Required task: Restate the entries below verbatim.

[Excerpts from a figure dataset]
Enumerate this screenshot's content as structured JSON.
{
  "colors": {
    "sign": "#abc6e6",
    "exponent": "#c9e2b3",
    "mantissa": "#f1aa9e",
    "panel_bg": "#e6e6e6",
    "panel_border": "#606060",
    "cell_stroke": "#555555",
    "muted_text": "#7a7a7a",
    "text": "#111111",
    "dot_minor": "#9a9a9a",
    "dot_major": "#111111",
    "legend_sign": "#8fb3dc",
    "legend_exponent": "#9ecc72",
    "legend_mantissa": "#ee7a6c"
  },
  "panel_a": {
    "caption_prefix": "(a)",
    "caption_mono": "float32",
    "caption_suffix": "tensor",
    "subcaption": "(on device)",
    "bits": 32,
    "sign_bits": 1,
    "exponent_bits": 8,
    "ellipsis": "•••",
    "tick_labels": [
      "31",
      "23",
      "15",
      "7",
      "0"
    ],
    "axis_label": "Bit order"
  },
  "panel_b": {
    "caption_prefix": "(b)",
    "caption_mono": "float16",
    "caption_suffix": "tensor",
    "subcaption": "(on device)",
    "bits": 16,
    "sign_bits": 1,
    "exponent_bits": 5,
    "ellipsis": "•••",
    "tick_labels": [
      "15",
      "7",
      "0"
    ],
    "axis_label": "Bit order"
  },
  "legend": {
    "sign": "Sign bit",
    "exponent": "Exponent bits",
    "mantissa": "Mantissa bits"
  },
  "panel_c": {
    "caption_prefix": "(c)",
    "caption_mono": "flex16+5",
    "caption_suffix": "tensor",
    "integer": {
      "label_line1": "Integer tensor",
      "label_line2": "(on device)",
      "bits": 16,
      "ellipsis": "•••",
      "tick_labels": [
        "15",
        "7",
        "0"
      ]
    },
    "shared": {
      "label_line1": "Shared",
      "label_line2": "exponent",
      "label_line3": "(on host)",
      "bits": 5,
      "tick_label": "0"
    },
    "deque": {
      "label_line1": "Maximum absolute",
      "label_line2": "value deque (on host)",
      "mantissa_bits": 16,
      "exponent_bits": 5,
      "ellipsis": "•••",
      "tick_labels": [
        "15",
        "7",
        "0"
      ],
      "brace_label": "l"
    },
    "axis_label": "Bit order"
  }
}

Written response:
Enumerate this screenshot's content as structured JSON.
{
  "colors": {
    "sign": "#abc6e6",
    "exponent": "#c9e2b3",
    "mantissa": "#f1aa9e",
    "panel_bg": "#e6e6e6",
    "panel_border": "#606060",
    "cell_stroke": "#555555",
    "muted_text": "#7a7a7a",
    "text": "#111111",
    "dot_minor": "#9a9a9a",
    "dot_major": "#111111",
    "legend_sign": "#8fb3dc",
    "legend_exponent": "#9ecc72",
    "legend_mantissa": "#ee7a6c"
  },
  "panel_a": {
    "caption_prefix": "(a)",
    "caption_mono": "float32",
    "caption_suffix": "tensor",
    "subcaption": "(on device)",
    "bits": 32,
    "sign_bits": 1,
    "exponent_bits": 8,
    "ellipsis": "•••",
    "tick_labels": [
      "31",
      "23",
      "15",
      "7",
      "0"
    ],
    "axis_label": "Bit order"
  },
  "panel_b": {
    "caption_prefix": "(b)",
    "caption_mono": "float16",
    "caption_suffix": "tensor",
    "subcaption": "(on device)",
    "bits": 16,
    "sign_bits": 1,
    "exponent_bits": 5,
    "ellipsis": "•••",
    "tick_labels": [
      "15",
      "7",
      "0"
    ],
    "axis_label": "Bit order"
  },
  "legend": {
    "sign": "Sign bit",
    "exponent": "Exponent bits",
    "mantissa": "Mantissa bits"
  },
  "panel_c": {
    "caption_prefix": "(c)",
    "caption_mono": "flex16+5",
    "caption_suffix": "tensor",
    "integer": {
      "label_line1": "Integer tensor",
      "label_line2": "(on device)",
      "bits": 16,
      "ellipsis": "•••",
      "tick_labels": [
        "15",
        "7",
        "0"
      ]
    },
    "shared": {
      "label_line1": "Shared",
      "label_line2": "exponent",
      "label_line3": "(on host)",
      "bits": 5,
      "tick_label": "0"
    },
    "deque": {
      "label_line1": "Maximum absolute",
      "label_line2": "value deque (on host)",
      "mantissa_bits": 16,
      "exponent_bits": 5,
      "ellipsis": "•••",
      "tick_labels": [
        "15",
        "7",
        "0"
      ],
      "brace_label": "l"
    },
    "axis_label": "Bit order"
  }
}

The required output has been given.